● **Task statement**
Collect from the data below each line with "history".

Records from a data collection
_ _ _ _ _
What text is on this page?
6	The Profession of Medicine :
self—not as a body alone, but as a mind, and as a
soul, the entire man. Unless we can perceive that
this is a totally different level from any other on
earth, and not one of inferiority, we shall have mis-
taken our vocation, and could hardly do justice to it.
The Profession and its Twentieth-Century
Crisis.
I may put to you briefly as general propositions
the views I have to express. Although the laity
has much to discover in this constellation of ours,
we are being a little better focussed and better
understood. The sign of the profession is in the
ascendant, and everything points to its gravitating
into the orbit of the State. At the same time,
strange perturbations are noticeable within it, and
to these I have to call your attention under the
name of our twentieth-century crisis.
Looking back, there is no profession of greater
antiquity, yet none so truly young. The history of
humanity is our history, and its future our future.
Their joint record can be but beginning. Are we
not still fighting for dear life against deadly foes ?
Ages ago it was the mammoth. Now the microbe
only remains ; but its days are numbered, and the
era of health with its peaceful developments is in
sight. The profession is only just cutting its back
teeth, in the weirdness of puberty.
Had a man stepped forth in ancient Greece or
_ _ _ _ _
● **Finished answer**
antiquity, yet none so truly young. The history of
humanity is our history, and its future our future.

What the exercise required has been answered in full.